## Dataset entries
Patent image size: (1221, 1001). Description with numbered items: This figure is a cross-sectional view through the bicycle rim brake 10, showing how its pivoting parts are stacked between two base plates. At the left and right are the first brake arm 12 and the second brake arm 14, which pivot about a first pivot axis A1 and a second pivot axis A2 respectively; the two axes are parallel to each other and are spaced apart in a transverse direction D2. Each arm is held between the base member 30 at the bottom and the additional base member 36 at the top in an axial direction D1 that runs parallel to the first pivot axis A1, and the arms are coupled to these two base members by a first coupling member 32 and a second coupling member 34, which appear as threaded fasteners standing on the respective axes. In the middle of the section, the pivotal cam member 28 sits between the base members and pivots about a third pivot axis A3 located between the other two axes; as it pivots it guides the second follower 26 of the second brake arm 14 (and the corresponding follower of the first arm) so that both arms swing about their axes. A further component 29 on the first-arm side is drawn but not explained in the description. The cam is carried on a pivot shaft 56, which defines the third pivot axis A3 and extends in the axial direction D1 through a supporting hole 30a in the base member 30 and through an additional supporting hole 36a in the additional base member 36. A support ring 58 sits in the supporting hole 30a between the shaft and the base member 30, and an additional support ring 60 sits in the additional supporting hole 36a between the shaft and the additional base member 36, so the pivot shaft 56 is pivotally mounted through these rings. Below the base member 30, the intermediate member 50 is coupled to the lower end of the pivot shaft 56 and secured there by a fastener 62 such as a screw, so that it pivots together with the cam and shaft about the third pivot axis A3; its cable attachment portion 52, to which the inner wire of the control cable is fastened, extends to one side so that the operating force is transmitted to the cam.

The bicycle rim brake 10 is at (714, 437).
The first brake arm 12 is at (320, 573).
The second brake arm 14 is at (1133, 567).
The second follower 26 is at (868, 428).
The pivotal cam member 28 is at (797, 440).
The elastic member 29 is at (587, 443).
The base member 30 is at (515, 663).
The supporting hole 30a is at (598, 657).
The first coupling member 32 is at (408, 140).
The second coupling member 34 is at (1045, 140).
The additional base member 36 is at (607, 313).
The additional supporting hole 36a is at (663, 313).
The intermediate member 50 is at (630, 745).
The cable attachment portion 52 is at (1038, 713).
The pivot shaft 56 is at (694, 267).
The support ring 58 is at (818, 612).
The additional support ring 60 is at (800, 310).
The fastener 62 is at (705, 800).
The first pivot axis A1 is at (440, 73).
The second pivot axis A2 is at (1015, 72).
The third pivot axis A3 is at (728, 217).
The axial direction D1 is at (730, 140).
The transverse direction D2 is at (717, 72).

## Exercise description
Filter the items above, keeping only the lines that contain the word "fastener", and copy each of those lines.

## Solved problem
Patent image size: (1221, 1001). Description with numbered items: This figure is a cross-sectional view through the bicycle rim brake 10, showing how its pivoting parts are stacked between two base plates. At the left and right are the first brake arm 12 and the second brake arm 14, which pivot about a first pivot axis A1 and a second pivot axis A2 respectively; the two axes are parallel to each other and are spaced apart in a transverse direction D2. Each arm is held between the base member 30 at the bottom and the additional base member 36 at the top in an axial direction D1 that runs parallel to the first pivot axis A1, and the arms are coupled to these two base members by a first coupling member 32 and a second coupling member 34, which appear as threaded fasteners standing on the respective axes. In the middle of the section, the pivotal cam member 28 sits between the base members and pivots about a third pivot axis A3 located between the other two axes; as it pivots it guides the second follower 26 of the second brake arm 14 (and the corresponding follower of the first arm) so that both arms swing about their axes. A further component 29 on the first-arm side is drawn but not explained in the description. The cam is carried on a pivot shaft 56, which defines the third pivot axis A3 and extends in the axial direction D1 through a supporting hole 30a in the base member 30 and through an additional supporting hole 36a in the additional base member 36. A support ring 58 sits in the supporting hole 30a between the shaft and the base member 30, and an additional support ring 60 sits in the additional supporting hole 36a between the shaft and the additional base member 36, so the pivot shaft 56 is pivotally mounted through these rings. Below the base member 30, the intermediate member 50 is coupled to the lower end of the pivot shaft 56 and secured there by a fastener 62 such as a screw, so that it pivots together with the cam and shaft about the third pivot axis A3; its cable attachment portion 52, to which the inner wire of the control cable is fastened, extends to one side so that the operating force is transmitted to the cam.
The fastener 62 is at (705, 800).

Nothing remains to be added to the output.